• **Description of the task**: Write every entry out again exactly, please, and skip the pictures.

### Input data ###

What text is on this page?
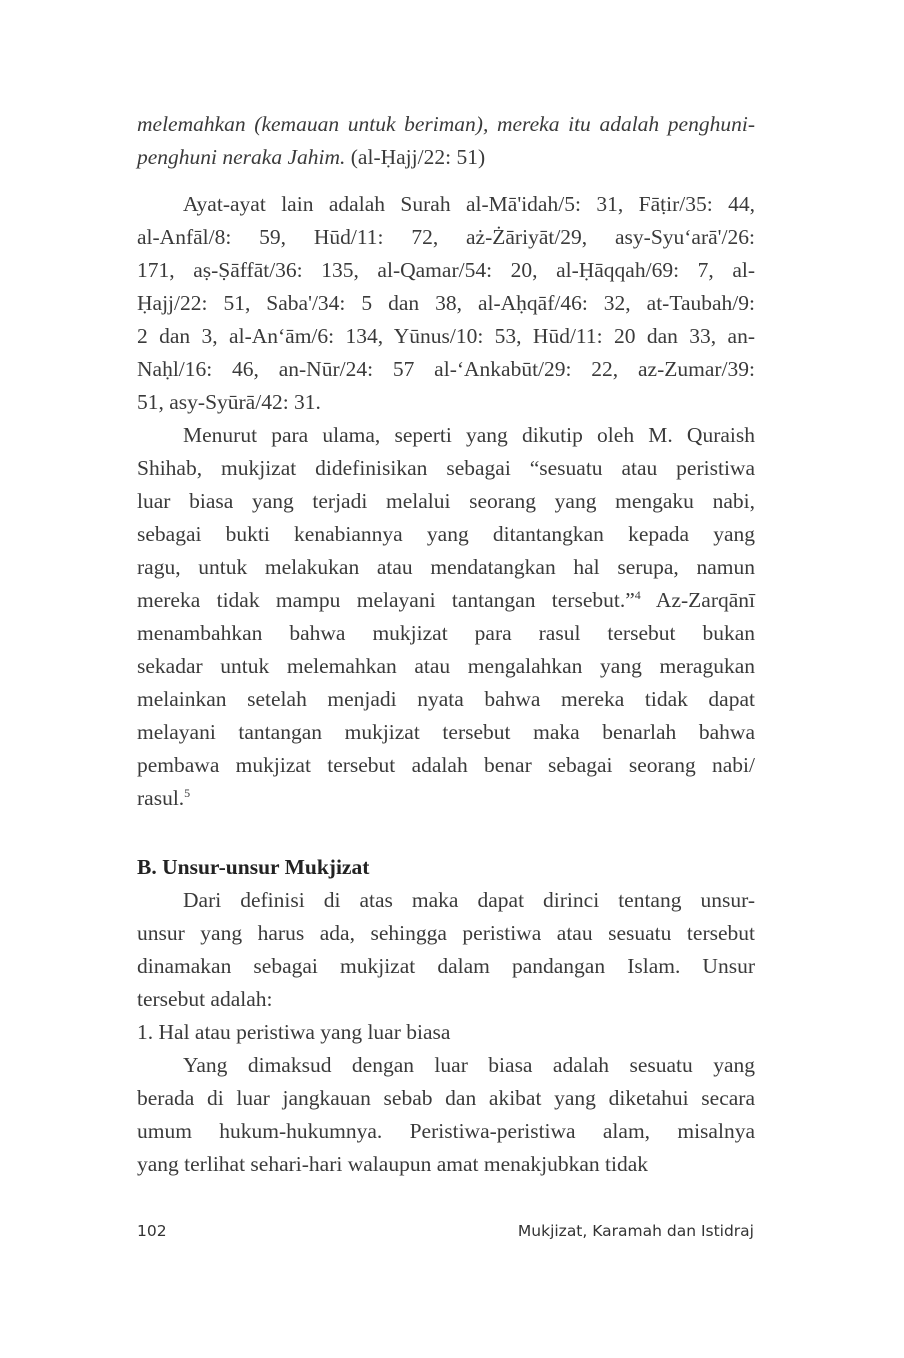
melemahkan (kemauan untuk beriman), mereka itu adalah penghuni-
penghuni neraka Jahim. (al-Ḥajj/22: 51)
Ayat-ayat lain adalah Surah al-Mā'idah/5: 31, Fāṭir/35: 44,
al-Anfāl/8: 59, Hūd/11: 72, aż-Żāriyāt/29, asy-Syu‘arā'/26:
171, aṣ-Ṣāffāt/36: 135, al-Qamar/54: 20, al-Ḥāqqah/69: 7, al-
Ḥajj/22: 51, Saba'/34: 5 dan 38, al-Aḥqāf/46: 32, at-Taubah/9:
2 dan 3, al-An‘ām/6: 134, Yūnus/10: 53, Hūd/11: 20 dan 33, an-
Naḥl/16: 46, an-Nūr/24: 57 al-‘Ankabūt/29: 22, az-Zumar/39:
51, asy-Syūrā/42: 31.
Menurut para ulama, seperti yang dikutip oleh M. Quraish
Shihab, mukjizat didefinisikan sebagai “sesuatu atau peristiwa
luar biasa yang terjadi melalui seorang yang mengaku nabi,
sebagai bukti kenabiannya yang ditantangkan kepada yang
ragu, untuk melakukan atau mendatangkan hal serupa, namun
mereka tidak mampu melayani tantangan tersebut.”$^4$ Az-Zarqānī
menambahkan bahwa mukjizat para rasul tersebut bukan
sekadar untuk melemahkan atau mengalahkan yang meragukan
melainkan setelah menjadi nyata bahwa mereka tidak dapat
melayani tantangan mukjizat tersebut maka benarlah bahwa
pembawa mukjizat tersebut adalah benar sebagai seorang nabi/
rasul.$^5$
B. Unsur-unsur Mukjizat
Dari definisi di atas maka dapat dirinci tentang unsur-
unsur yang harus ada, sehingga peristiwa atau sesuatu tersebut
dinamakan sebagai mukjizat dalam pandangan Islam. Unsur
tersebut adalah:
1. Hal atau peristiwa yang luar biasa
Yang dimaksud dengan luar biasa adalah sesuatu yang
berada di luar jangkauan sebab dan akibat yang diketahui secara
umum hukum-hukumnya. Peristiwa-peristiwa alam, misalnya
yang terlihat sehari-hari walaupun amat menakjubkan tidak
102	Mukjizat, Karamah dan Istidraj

###

• **The result**:
What text is on this page?
melemahkan (kemauan untuk beriman), mereka itu adalah penghuni-
penghuni neraka Jahim. (al-Ḥajj/22: 51)
Ayat-ayat lain adalah Surah al-Mā'idah/5: 31, Fāṭir/35: 44,
al-Anfāl/8: 59, Hūd/11: 72, aż-Żāriyāt/29, asy-Syu‘arā'/26:
171, aṣ-Ṣāffāt/36: 135, al-Qamar/54: 20, al-Ḥāqqah/69: 7, al-
Ḥajj/22: 51, Saba'/34: 5 dan 38, al-Aḥqāf/46: 32, at-Taubah/9:
2 dan 3, al-An‘ām/6: 134, Yūnus/10: 53, Hūd/11: 20 dan 33, an-
Naḥl/16: 46, an-Nūr/24: 57 al-‘Ankabūt/29: 22, az-Zumar/39:
51, asy-Syūrā/42: 31.
Menurut para ulama, seperti yang dikutip oleh M. Quraish
Shihab, mukjizat didefinisikan sebagai “sesuatu atau peristiwa
luar biasa yang terjadi melalui seorang yang mengaku nabi,
sebagai bukti kenabiannya yang ditantangkan kepada yang
ragu, untuk melakukan atau mendatangkan hal serupa, namun
mereka tidak mampu melayani tantangan tersebut.”$^4$ Az-Zarqānī
menambahkan bahwa mukjizat para rasul tersebut bukan
sekadar untuk melemahkan atau mengalahkan yang meragukan
melainkan setelah menjadi nyata bahwa mereka tidak dapat
melayani tantangan mukjizat tersebut maka benarlah bahwa
pembawa mukjizat tersebut adalah benar sebagai seorang nabi/
rasul.$^5$
B. Unsur-unsur Mukjizat
Dari definisi di atas maka dapat dirinci tentang unsur-
unsur yang harus ada, sehingga peristiwa atau sesuatu tersebut
dinamakan sebagai mukjizat dalam pandangan Islam. Unsur
tersebut adalah:
1. Hal atau peristiwa yang luar biasa
Yang dimaksud dengan luar biasa adalah sesuatu yang
berada di luar jangkauan sebab dan akibat yang diketahui secara
umum hukum-hukumnya. Peristiwa-peristiwa alam, misalnya
yang terlihat sehari-hari walaupun amat menakjubkan tidak
102	Mukjizat, Karamah dan Istidraj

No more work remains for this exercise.